● What you need to do:
Select all lines with the string "Cross" in them, and copy those lines.
====== Listed records ======
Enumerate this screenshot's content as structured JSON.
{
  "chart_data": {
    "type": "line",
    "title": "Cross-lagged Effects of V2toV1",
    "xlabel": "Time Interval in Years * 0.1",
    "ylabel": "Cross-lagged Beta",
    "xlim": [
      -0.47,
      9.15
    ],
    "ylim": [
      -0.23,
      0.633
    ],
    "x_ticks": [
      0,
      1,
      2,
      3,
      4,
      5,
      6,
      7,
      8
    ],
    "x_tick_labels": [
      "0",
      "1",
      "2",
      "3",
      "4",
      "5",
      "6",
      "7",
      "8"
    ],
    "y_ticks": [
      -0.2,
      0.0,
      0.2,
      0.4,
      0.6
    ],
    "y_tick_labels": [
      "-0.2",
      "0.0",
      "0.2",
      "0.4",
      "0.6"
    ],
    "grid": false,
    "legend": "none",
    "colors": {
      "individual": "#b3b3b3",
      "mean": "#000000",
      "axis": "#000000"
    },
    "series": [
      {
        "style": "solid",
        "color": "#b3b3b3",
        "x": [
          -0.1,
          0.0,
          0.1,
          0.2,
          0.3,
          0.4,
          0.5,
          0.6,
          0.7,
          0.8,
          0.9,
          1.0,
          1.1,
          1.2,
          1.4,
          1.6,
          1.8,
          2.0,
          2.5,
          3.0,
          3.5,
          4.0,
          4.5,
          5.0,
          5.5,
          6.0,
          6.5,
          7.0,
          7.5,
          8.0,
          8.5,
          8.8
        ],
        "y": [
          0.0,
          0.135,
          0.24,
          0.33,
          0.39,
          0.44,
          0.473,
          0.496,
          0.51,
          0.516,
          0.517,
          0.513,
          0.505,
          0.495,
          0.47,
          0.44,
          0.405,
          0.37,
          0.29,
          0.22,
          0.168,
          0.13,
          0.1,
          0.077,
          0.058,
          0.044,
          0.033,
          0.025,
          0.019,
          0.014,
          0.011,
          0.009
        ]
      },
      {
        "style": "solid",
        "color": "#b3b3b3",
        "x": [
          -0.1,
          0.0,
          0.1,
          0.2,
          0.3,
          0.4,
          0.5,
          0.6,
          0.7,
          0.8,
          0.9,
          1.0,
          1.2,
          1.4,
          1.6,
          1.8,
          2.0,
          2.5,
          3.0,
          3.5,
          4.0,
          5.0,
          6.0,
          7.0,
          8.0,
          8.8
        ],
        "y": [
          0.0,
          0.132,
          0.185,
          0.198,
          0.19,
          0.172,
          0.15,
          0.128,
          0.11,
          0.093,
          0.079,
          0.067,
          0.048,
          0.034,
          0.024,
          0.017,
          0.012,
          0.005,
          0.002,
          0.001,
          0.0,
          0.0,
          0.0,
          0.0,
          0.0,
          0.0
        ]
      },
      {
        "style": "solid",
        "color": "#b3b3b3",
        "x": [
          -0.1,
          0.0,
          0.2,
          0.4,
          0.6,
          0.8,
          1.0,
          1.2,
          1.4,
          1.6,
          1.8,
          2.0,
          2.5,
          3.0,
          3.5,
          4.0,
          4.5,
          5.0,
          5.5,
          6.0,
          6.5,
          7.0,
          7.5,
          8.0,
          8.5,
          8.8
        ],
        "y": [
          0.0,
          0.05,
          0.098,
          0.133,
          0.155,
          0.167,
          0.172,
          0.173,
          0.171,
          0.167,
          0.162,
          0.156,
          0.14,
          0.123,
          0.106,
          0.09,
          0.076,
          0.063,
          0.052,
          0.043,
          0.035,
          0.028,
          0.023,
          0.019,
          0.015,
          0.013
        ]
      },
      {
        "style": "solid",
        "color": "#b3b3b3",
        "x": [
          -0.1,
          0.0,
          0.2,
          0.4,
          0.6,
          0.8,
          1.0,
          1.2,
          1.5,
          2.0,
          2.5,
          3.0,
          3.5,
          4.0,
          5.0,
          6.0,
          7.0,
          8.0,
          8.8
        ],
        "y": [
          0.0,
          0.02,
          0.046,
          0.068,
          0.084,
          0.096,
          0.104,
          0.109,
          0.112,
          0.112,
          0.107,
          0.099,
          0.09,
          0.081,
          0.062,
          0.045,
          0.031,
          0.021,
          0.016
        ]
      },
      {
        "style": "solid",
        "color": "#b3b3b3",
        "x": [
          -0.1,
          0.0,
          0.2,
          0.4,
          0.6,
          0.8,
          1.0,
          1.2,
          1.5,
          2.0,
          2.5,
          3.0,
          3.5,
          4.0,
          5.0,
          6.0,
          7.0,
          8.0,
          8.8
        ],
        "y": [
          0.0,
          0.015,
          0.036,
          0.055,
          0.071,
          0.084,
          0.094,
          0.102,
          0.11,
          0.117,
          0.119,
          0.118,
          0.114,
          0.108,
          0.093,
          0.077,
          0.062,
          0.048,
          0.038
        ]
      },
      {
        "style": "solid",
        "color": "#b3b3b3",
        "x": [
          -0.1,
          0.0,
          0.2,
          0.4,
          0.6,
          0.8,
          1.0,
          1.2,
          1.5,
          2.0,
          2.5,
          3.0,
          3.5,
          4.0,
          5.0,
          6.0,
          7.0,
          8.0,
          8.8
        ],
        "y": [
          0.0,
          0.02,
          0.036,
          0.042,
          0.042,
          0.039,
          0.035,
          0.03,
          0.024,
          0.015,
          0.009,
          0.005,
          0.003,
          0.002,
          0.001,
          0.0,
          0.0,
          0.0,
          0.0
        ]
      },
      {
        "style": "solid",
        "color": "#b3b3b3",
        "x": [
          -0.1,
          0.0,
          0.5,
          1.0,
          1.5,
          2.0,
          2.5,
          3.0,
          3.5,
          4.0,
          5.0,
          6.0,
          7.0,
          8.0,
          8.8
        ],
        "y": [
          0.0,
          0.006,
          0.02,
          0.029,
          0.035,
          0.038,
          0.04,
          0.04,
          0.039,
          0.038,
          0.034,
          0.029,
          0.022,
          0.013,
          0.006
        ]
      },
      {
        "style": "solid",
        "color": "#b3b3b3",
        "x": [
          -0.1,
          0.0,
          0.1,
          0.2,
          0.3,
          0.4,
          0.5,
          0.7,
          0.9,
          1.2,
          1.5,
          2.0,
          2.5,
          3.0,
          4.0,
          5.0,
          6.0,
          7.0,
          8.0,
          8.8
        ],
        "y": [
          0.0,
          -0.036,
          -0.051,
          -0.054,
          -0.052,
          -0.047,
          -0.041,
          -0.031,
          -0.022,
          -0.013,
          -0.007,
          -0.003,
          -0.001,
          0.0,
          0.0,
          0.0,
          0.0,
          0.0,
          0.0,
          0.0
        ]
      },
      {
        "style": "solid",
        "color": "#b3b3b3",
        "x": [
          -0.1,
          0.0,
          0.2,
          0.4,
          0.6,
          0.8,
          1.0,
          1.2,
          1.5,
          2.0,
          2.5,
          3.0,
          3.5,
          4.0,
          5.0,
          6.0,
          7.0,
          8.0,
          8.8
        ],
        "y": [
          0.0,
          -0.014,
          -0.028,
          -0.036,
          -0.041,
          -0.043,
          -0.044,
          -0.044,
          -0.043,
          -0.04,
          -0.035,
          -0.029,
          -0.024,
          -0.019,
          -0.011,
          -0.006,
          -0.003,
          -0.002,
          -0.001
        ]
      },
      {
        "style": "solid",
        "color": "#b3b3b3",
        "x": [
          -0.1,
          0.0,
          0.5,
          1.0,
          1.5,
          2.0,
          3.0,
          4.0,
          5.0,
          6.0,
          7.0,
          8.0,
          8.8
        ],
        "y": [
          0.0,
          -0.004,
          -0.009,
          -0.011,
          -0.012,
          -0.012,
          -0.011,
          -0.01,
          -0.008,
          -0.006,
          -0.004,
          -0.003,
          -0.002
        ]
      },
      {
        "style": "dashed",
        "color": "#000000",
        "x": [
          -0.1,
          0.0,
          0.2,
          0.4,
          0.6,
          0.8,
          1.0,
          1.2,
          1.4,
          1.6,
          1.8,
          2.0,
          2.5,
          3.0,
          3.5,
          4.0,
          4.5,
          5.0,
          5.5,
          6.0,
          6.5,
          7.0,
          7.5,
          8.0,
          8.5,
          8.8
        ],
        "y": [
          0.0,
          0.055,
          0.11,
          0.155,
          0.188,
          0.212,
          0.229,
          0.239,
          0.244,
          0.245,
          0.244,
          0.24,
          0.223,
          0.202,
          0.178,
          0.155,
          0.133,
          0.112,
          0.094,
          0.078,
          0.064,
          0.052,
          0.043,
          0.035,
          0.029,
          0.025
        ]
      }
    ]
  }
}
======
● Answer for this exercise:
    "title": "Cross-lagged Effects of V2toV1",
    "ylabel": "Cross-lagged Beta",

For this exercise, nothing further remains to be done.